===== Data extract =====

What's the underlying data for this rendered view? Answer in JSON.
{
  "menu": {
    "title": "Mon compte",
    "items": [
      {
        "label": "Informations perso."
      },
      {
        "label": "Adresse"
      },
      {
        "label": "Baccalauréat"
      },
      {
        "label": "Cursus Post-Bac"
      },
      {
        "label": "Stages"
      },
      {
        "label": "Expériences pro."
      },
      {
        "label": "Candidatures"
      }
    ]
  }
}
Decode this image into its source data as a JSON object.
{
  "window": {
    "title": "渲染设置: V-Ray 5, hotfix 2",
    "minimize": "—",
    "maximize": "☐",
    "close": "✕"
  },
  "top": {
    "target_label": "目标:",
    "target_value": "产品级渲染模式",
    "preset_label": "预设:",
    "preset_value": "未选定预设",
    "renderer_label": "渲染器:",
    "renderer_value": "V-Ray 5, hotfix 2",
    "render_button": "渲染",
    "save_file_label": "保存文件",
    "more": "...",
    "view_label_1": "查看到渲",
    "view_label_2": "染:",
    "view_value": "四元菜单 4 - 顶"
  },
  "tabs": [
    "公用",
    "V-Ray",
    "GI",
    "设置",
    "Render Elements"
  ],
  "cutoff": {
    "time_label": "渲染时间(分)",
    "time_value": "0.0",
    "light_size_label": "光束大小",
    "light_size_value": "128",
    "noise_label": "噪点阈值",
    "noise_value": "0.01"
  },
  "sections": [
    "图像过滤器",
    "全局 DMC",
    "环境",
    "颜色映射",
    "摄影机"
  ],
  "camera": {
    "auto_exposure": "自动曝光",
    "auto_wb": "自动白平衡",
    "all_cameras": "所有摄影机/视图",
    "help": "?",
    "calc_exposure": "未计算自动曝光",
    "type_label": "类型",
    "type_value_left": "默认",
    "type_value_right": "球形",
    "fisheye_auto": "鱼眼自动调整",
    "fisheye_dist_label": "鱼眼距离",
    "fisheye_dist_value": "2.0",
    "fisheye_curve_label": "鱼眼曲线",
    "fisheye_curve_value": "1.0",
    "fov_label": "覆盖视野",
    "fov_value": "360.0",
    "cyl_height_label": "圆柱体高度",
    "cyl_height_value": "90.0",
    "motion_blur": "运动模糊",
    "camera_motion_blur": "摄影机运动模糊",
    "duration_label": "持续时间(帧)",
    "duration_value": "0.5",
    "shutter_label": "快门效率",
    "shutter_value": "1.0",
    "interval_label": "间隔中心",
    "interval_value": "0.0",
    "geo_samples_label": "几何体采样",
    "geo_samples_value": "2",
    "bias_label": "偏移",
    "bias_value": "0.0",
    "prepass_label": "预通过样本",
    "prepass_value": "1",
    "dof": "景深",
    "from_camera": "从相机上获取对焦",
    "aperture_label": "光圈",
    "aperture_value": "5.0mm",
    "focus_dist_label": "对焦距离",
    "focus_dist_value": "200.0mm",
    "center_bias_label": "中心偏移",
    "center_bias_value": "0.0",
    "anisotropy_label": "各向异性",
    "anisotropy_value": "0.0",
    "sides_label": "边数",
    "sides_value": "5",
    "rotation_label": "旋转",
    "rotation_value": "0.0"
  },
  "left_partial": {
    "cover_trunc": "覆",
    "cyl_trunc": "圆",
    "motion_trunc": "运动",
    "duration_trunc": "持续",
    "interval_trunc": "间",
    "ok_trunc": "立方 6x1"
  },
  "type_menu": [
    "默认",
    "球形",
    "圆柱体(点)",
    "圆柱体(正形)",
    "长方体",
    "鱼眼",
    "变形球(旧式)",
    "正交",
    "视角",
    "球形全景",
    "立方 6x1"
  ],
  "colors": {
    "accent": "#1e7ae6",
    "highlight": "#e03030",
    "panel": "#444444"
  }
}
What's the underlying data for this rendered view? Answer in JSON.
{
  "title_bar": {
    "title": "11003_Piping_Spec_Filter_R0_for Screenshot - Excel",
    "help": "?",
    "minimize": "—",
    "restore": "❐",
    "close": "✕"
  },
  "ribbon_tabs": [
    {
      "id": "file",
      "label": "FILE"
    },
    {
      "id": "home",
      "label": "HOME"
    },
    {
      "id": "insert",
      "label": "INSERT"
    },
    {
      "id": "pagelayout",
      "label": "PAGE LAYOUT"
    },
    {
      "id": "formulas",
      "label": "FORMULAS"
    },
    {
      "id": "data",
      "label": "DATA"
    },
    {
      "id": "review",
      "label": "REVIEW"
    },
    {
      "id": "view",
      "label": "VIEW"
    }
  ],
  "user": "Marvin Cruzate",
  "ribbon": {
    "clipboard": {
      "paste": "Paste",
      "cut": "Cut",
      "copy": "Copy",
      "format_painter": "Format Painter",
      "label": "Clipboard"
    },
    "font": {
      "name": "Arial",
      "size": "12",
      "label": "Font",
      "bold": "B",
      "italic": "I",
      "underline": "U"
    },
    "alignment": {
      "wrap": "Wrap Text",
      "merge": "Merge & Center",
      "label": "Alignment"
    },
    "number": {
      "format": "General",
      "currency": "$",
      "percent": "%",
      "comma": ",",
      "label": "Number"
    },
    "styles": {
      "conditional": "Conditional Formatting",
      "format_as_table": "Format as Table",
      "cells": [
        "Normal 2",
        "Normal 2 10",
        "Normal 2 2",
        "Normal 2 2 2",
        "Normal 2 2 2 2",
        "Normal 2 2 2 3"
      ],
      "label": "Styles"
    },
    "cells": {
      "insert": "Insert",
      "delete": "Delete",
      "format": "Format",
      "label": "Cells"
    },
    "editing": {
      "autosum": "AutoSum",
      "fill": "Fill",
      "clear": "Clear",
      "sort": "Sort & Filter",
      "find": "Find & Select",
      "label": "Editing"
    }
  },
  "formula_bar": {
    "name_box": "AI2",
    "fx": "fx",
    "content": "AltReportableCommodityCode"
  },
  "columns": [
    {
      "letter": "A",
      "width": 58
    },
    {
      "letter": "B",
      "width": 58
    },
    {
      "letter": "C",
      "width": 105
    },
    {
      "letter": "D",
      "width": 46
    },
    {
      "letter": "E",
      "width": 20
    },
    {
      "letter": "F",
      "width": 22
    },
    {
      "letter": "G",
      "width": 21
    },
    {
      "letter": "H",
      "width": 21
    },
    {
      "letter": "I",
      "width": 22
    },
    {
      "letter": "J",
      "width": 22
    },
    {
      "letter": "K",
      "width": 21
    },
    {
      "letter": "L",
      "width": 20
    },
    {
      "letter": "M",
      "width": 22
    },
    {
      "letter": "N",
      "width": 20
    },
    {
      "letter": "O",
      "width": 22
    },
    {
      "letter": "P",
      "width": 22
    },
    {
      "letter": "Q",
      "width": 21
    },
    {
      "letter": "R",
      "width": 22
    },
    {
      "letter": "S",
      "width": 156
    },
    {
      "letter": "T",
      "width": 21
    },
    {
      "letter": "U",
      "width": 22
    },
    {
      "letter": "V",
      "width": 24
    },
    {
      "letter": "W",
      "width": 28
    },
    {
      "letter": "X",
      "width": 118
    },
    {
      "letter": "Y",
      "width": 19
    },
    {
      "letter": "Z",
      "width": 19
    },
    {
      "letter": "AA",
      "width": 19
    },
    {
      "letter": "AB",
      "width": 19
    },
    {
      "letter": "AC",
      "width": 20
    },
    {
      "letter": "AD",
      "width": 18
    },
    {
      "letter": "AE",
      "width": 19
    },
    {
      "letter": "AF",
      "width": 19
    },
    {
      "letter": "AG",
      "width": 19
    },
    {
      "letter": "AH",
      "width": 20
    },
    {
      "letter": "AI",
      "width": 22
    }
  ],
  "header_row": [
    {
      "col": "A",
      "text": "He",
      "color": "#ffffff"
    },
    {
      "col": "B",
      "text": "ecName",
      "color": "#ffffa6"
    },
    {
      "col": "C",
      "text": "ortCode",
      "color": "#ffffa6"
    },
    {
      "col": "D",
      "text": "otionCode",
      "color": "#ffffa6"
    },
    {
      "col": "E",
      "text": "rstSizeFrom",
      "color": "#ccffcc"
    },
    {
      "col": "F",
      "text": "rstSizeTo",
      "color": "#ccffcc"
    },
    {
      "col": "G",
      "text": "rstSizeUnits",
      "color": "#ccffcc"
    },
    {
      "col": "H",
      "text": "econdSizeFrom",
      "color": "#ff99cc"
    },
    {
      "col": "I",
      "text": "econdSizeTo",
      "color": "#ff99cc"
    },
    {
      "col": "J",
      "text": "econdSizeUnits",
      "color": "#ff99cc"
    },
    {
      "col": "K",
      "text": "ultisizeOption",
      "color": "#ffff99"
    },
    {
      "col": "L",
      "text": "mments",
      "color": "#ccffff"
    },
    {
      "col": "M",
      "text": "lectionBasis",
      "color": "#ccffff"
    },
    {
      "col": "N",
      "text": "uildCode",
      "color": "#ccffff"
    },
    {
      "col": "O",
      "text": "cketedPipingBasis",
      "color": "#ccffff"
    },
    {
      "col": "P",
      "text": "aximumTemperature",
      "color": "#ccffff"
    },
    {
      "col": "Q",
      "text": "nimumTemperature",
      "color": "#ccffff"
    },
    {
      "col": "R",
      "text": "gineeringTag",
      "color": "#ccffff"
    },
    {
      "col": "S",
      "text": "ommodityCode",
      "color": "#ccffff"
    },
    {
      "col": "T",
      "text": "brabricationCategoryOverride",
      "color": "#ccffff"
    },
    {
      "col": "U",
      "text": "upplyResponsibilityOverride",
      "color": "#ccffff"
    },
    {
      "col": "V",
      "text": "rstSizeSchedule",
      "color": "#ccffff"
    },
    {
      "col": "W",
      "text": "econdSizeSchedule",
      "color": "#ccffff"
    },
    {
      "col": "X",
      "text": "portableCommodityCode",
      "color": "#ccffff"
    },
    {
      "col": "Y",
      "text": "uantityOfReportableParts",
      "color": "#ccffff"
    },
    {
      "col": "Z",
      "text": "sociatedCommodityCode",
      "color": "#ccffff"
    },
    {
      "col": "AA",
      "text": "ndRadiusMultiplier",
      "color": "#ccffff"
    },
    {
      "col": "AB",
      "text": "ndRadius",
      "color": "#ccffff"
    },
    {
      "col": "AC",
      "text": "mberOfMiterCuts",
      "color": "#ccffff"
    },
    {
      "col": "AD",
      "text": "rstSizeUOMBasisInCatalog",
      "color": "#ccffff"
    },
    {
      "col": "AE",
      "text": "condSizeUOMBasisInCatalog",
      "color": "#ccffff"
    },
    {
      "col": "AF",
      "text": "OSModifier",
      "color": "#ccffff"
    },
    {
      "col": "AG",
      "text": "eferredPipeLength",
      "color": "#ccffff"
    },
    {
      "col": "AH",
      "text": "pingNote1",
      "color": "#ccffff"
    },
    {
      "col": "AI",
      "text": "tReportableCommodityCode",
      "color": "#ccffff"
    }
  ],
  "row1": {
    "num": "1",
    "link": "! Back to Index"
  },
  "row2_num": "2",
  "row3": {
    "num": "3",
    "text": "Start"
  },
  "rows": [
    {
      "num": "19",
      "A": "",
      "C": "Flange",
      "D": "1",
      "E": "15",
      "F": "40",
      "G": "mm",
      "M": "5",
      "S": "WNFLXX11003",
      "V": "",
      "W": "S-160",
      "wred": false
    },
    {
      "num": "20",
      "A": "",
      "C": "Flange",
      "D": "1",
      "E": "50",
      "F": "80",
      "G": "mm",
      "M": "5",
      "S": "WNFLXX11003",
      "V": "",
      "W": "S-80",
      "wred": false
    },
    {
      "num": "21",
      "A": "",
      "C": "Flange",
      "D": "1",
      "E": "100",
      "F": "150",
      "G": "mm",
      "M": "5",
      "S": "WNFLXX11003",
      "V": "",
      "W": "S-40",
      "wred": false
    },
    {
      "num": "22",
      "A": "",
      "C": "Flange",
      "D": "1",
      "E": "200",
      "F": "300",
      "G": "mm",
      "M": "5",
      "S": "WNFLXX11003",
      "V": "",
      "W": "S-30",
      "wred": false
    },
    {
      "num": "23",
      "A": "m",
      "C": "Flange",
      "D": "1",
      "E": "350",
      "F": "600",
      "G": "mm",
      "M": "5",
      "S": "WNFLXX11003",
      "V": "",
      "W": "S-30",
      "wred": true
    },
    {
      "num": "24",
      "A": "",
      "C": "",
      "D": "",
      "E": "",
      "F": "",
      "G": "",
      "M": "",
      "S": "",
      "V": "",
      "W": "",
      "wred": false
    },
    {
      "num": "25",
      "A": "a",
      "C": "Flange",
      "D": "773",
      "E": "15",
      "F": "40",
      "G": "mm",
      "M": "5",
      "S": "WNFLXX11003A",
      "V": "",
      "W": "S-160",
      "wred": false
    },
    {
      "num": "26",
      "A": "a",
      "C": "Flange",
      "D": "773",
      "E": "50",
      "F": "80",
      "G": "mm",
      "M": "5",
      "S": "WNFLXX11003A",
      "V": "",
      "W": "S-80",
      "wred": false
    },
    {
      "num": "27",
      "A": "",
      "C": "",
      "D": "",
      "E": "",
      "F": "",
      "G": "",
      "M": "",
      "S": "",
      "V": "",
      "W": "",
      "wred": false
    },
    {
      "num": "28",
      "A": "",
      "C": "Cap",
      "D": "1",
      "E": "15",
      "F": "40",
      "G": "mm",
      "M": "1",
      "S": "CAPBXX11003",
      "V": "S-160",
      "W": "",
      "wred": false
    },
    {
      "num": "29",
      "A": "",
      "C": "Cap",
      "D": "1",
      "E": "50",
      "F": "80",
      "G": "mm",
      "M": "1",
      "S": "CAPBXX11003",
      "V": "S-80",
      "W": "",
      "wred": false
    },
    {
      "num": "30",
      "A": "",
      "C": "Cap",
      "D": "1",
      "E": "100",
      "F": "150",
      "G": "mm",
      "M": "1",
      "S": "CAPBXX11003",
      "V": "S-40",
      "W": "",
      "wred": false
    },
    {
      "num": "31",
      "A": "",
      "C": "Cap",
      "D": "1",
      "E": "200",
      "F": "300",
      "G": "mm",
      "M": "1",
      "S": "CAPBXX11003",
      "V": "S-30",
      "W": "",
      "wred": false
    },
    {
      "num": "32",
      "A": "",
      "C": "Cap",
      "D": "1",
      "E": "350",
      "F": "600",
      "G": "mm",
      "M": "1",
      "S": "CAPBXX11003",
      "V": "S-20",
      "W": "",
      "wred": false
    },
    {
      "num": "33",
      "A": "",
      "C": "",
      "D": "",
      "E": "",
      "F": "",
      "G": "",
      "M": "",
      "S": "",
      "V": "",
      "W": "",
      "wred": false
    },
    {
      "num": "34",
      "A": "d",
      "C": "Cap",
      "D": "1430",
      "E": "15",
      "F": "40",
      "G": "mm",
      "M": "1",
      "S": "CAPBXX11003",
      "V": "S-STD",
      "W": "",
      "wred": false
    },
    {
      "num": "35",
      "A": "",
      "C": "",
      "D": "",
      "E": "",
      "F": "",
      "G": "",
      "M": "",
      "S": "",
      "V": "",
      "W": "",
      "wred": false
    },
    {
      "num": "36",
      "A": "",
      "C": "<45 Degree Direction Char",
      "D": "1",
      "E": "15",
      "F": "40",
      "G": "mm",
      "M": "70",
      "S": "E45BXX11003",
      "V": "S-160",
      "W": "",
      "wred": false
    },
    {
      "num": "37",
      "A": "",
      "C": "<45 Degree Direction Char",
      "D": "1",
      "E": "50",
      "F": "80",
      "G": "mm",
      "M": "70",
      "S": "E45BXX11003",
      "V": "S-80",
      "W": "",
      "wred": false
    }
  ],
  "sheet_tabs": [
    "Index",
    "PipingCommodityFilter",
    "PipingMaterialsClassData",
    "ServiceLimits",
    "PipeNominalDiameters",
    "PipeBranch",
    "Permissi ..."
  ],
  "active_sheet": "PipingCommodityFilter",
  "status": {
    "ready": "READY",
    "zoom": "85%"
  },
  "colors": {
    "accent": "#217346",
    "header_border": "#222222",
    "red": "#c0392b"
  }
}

=====

Lines that hold "hotfix" are the ones to copy; find all of them.

Exercise answer ->
    "title": "渲染设置: V-Ray 5, hotfix 2",
    "renderer_value": "V-Ray 5, hotfix 2",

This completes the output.